Available data:
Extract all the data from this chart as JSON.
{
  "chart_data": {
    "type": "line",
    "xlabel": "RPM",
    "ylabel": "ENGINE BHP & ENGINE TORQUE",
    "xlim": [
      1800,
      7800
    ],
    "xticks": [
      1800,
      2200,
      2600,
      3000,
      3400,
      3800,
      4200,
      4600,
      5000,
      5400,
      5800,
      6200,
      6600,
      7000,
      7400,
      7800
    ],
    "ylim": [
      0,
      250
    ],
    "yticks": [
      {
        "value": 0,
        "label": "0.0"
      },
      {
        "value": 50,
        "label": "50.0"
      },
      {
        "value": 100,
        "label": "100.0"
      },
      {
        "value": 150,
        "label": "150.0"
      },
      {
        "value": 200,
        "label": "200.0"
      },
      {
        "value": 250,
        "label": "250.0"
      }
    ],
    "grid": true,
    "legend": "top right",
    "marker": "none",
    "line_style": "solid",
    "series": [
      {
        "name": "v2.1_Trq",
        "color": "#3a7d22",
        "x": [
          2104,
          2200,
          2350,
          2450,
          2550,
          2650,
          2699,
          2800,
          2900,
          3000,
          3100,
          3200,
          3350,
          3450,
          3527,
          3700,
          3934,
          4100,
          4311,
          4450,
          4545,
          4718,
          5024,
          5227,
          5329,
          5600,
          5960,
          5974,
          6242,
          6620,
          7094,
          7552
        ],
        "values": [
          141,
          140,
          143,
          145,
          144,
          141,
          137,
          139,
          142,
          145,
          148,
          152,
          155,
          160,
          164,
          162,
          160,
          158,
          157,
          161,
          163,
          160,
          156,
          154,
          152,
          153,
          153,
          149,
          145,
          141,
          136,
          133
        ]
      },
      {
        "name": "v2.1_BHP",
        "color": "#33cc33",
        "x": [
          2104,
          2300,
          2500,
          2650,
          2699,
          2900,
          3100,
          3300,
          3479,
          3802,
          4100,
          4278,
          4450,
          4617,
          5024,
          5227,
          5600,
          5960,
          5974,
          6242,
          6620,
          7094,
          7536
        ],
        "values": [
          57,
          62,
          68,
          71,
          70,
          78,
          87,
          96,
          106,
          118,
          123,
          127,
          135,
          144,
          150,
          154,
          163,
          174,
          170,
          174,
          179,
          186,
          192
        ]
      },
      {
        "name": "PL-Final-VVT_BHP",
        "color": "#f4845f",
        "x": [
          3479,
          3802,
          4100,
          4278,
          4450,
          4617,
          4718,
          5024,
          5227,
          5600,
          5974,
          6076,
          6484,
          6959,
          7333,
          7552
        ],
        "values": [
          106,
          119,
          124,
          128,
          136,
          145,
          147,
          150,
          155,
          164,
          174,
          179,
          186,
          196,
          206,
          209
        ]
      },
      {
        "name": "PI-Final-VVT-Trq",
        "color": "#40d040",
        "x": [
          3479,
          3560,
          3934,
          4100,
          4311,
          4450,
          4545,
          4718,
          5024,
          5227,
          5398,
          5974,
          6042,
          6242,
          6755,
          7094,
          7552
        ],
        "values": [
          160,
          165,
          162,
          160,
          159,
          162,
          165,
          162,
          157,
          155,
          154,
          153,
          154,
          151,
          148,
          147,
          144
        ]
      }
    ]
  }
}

Problem requirements:
Extract each line holding the string "color".

Answer to the task:
        "color": "#3a7d22",
        "color": "#33cc33",
        "color": "#f4845f",
        "color": "#40d040",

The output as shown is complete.